* _What the task asks_:
Extract all records. Keep each one exact.

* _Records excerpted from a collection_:
-- start --

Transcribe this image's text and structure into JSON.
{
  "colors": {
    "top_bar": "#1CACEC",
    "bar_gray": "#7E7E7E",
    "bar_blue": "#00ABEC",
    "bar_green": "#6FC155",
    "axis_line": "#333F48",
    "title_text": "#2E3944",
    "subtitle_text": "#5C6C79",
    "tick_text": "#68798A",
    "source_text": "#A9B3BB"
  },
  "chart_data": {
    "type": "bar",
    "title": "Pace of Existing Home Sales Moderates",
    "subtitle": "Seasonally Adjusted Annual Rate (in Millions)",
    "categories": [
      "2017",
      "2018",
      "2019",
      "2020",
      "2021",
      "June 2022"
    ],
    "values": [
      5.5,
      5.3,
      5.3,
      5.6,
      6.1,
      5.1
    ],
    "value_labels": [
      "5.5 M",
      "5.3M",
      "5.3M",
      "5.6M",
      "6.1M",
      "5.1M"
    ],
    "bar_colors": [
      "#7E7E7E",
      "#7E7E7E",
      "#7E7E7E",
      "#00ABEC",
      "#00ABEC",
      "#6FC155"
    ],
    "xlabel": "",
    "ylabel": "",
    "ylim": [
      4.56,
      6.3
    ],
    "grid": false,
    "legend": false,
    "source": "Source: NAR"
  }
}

-- end --

* _Solution for this problem_:
Transcribe this image's text and structure into JSON.
{
  "colors": {
    "top_bar": "#1CACEC",
    "bar_gray": "#7E7E7E",
    "bar_blue": "#00ABEC",
    "bar_green": "#6FC155",
    "axis_line": "#333F48",
    "title_text": "#2E3944",
    "subtitle_text": "#5C6C79",
    "tick_text": "#68798A",
    "source_text": "#A9B3BB"
  },
  "chart_data": {
    "type": "bar",
    "title": "Pace of Existing Home Sales Moderates",
    "subtitle": "Seasonally Adjusted Annual Rate (in Millions)",
    "categories": [
      "2017",
      "2018",
      "2019",
      "2020",
      "2021",
      "June 2022"
    ],
    "values": [
      5.5,
      5.3,
      5.3,
      5.6,
      6.1,
      5.1
    ],
    "value_labels": [
      "5.5 M",
      "5.3M",
      "5.3M",
      "5.6M",
      "6.1M",
      "5.1M"
    ],
    "bar_colors": [
      "#7E7E7E",
      "#7E7E7E",
      "#7E7E7E",
      "#00ABEC",
      "#00ABEC",
      "#6FC155"
    ],
    "xlabel": "",
    "ylabel": "",
    "ylim": [
      4.56,
      6.3
    ],
    "grid": false,
    "legend": false,
    "source": "Source: NAR"
  }
}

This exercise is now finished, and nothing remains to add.